§ Given request: Write out the complete material exactly as it stands.

Figure record listings
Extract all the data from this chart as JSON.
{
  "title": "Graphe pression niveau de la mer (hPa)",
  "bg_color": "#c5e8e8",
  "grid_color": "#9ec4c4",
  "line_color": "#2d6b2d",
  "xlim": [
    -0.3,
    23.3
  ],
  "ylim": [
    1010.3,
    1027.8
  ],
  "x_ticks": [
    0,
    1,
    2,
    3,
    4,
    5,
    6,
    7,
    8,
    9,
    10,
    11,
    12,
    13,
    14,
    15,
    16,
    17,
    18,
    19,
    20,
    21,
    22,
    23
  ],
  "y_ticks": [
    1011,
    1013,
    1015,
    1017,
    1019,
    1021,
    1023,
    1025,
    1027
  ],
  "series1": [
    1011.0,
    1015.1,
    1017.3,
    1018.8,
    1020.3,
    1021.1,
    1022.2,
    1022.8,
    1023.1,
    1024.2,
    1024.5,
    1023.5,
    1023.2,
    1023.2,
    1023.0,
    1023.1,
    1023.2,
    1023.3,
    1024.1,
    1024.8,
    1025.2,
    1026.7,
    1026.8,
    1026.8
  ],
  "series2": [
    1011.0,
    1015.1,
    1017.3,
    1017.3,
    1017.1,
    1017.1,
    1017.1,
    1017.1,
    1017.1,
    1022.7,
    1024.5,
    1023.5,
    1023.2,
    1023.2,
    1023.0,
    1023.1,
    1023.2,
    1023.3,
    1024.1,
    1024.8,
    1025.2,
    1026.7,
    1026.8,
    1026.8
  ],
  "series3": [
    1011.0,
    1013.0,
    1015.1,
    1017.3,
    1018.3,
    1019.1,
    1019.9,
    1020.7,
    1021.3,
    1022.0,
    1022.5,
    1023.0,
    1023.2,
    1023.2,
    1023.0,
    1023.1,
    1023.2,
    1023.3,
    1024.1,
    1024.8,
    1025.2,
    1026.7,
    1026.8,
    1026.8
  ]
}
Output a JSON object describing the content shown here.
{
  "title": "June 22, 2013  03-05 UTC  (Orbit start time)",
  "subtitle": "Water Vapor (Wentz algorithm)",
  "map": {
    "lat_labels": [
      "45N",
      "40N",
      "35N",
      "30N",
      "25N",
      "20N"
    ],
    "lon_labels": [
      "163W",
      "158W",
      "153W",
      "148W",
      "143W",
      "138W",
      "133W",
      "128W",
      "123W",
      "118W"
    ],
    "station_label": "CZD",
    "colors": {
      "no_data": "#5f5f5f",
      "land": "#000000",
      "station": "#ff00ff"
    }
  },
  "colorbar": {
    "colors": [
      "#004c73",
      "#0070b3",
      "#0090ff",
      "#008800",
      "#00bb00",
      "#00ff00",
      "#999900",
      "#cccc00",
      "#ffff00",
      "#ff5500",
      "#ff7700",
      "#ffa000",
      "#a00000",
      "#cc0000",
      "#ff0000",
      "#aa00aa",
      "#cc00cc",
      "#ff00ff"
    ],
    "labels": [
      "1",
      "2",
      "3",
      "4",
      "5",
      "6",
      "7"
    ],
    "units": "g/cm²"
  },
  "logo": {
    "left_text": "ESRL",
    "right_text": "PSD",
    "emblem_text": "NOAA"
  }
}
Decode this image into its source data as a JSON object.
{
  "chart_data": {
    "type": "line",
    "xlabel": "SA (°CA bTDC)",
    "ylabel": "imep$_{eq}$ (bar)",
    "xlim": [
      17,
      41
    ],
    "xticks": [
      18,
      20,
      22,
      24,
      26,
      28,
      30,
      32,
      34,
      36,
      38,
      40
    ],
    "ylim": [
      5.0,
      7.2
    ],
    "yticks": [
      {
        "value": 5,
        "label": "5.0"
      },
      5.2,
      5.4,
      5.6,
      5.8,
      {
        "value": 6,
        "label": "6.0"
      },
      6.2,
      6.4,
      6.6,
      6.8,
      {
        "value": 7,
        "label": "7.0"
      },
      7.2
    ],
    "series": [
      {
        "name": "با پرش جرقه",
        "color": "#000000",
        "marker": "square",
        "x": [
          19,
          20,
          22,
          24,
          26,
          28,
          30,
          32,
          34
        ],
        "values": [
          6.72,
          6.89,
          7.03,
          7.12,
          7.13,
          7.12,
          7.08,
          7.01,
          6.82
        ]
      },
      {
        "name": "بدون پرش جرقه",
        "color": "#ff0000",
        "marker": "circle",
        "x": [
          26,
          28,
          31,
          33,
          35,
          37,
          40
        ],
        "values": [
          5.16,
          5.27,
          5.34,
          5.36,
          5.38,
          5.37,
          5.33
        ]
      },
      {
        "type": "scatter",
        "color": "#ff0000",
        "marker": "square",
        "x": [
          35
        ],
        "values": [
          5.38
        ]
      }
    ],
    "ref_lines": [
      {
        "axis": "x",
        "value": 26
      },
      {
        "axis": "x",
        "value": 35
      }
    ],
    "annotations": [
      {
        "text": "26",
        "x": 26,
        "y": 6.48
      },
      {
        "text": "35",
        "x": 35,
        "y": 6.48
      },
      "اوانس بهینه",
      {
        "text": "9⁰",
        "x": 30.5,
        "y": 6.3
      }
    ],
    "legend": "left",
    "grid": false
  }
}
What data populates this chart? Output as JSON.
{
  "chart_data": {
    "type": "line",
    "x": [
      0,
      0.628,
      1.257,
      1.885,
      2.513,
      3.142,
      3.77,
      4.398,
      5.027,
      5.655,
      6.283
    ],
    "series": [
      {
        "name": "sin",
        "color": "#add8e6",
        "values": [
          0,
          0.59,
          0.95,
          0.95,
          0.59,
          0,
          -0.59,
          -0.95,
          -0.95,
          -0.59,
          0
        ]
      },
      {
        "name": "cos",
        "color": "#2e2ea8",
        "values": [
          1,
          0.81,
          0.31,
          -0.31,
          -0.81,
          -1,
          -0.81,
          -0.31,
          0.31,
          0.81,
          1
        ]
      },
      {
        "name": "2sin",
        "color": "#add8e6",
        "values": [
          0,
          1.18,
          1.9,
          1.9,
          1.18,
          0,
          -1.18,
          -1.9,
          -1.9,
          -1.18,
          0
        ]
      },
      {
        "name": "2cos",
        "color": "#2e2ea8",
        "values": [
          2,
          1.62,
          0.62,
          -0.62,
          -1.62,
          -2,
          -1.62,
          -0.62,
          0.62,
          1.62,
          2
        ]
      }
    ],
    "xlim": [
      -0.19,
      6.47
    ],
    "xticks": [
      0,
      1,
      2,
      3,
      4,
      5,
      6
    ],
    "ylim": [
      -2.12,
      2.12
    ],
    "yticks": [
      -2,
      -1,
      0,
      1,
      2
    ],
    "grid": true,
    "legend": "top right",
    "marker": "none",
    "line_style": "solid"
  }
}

§ Exercise answer:
Extract all the data from this chart as JSON.
{
  "title": "Graphe pression niveau de la mer (hPa)",
  "bg_color": "#c5e8e8",
  "grid_color": "#9ec4c4",
  "line_color": "#2d6b2d",
  "xlim": [
    -0.3,
    23.3
  ],
  "ylim": [
    1010.3,
    1027.8
  ],
  "x_ticks": [
    0,
    1,
    2,
    3,
    4,
    5,
    6,
    7,
    8,
    9,
    10,
    11,
    12,
    13,
    14,
    15,
    16,
    17,
    18,
    19,
    20,
    21,
    22,
    23
  ],
  "y_ticks": [
    1011,
    1013,
    1015,
    1017,
    1019,
    1021,
    1023,
    1025,
    1027
  ],
  "series1": [
    1011.0,
    1015.1,
    1017.3,
    1018.8,
    1020.3,
    1021.1,
    1022.2,
    1022.8,
    1023.1,
    1024.2,
    1024.5,
    1023.5,
    1023.2,
    1023.2,
    1023.0,
    1023.1,
    1023.2,
    1023.3,
    1024.1,
    1024.8,
    1025.2,
    1026.7,
    1026.8,
    1026.8
  ],
  "series2": [
    1011.0,
    1015.1,
    1017.3,
    1017.3,
    1017.1,
    1017.1,
    1017.1,
    1017.1,
    1017.1,
    1022.7,
    1024.5,
    1023.5,
    1023.2,
    1023.2,
    1023.0,
    1023.1,
    1023.2,
    1023.3,
    1024.1,
    1024.8,
    1025.2,
    1026.7,
    1026.8,
    1026.8
  ],
  "series3": [
    1011.0,
    1013.0,
    1015.1,
    1017.3,
    1018.3,
    1019.1,
    1019.9,
    1020.7,
    1021.3,
    1022.0,
    1022.5,
    1023.0,
    1023.2,
    1023.2,
    1023.0,
    1023.1,
    1023.2,
    1023.3,
    1024.1,
    1024.8,
    1025.2,
    1026.7,
    1026.8,
    1026.8
  ]
}
Output a JSON object describing the content shown here.
{
  "title": "June 22, 2013  03-05 UTC  (Orbit start time)",
  "subtitle": "Water Vapor (Wentz algorithm)",
  "map": {
    "lat_labels": [
      "45N",
      "40N",
      "35N",
      "30N",
      "25N",
      "20N"
    ],
    "lon_labels": [
      "163W",
      "158W",
      "153W",
      "148W",
      "143W",
      "138W",
      "133W",
      "128W",
      "123W",
      "118W"
    ],
    "station_label": "CZD",
    "colors": {
      "no_data": "#5f5f5f",
      "land": "#000000",
      "station": "#ff00ff"
    }
  },
  "colorbar": {
    "colors": [
      "#004c73",
      "#0070b3",
      "#0090ff",
      "#008800",
      "#00bb00",
      "#00ff00",
      "#999900",
      "#cccc00",
      "#ffff00",
      "#ff5500",
      "#ff7700",
      "#ffa000",
      "#a00000",
      "#cc0000",
      "#ff0000",
      "#aa00aa",
      "#cc00cc",
      "#ff00ff"
    ],
    "labels": [
      "1",
      "2",
      "3",
      "4",
      "5",
      "6",
      "7"
    ],
    "units": "g/cm²"
  },
  "logo": {
    "left_text": "ESRL",
    "right_text": "PSD",
    "emblem_text": "NOAA"
  }
}
Decode this image into its source data as a JSON object.
{
  "chart_data": {
    "type": "line",
    "xlabel": "SA (°CA bTDC)",
    "ylabel": "imep$_{eq}$ (bar)",
    "xlim": [
      17,
      41
    ],
    "xticks": [
      18,
      20,
      22,
      24,
      26,
      28,
      30,
      32,
      34,
      36,
      38,
      40
    ],
    "ylim": [
      5.0,
      7.2
    ],
    "yticks": [
      {
        "value": 5,
        "label": "5.0"
      },
      5.2,
      5.4,
      5.6,
      5.8,
      {
        "value": 6,
        "label": "6.0"
      },
      6.2,
      6.4,
      6.6,
      6.8,
      {
        "value": 7,
        "label": "7.0"
      },
      7.2
    ],
    "series": [
      {
        "name": "با پرش جرقه",
        "color": "#000000",
        "marker": "square",
        "x": [
          19,
          20,
          22,
          24,
          26,
          28,
          30,
          32,
          34
        ],
        "values": [
          6.72,
          6.89,
          7.03,
          7.12,
          7.13,
          7.12,
          7.08,
          7.01,
          6.82
        ]
      },
      {
        "name": "بدون پرش جرقه",
        "color": "#ff0000",
        "marker": "circle",
        "x": [
          26,
          28,
          31,
          33,
          35,
          37,
          40
        ],
        "values": [
          5.16,
          5.27,
          5.34,
          5.36,
          5.38,
          5.37,
          5.33
        ]
      },
      {
        "type": "scatter",
        "color": "#ff0000",
        "marker": "square",
        "x": [
          35
        ],
        "values": [
          5.38
        ]
      }
    ],
    "ref_lines": [
      {
        "axis": "x",
        "value": 26
      },
      {
        "axis": "x",
        "value": 35
      }
    ],
    "annotations": [
      {
        "text": "26",
        "x": 26,
        "y": 6.48
      },
      {
        "text": "35",
        "x": 35,
        "y": 6.48
      },
      "اوانس بهینه",
      {
        "text": "9⁰",
        "x": 30.5,
        "y": 6.3
      }
    ],
    "legend": "left",
    "grid": false
  }
}
What data populates this chart? Output as JSON.
{
  "chart_data": {
    "type": "line",
    "x": [
      0,
      0.628,
      1.257,
      1.885,
      2.513,
      3.142,
      3.77,
      4.398,
      5.027,
      5.655,
      6.283
    ],
    "series": [
      {
        "name": "sin",
        "color": "#add8e6",
        "values": [
          0,
          0.59,
          0.95,
          0.95,
          0.59,
          0,
          -0.59,
          -0.95,
          -0.95,
          -0.59,
          0
        ]
      },
      {
        "name": "cos",
        "color": "#2e2ea8",
        "values": [
          1,
          0.81,
          0.31,
          -0.31,
          -0.81,
          -1,
          -0.81,
          -0.31,
          0.31,
          0.81,
          1
        ]
      },
      {
        "name": "2sin",
        "color": "#add8e6",
        "values": [
          0,
          1.18,
          1.9,
          1.9,
          1.18,
          0,
          -1.18,
          -1.9,
          -1.9,
          -1.18,
          0
        ]
      },
      {
        "name": "2cos",
        "color": "#2e2ea8",
        "values": [
          2,
          1.62,
          0.62,
          -0.62,
          -1.62,
          -2,
          -1.62,
          -0.62,
          0.62,
          1.62,
          2
        ]
      }
    ],
    "xlim": [
      -0.19,
      6.47
    ],
    "xticks": [
      0,
      1,
      2,
      3,
      4,
      5,
      6
    ],
    "ylim": [
      -2.12,
      2.12
    ],
    "yticks": [
      -2,
      -1,
      0,
      1,
      2
    ],
    "grid": true,
    "legend": "top right",
    "marker": "none",
    "line_style": "solid"
  }
}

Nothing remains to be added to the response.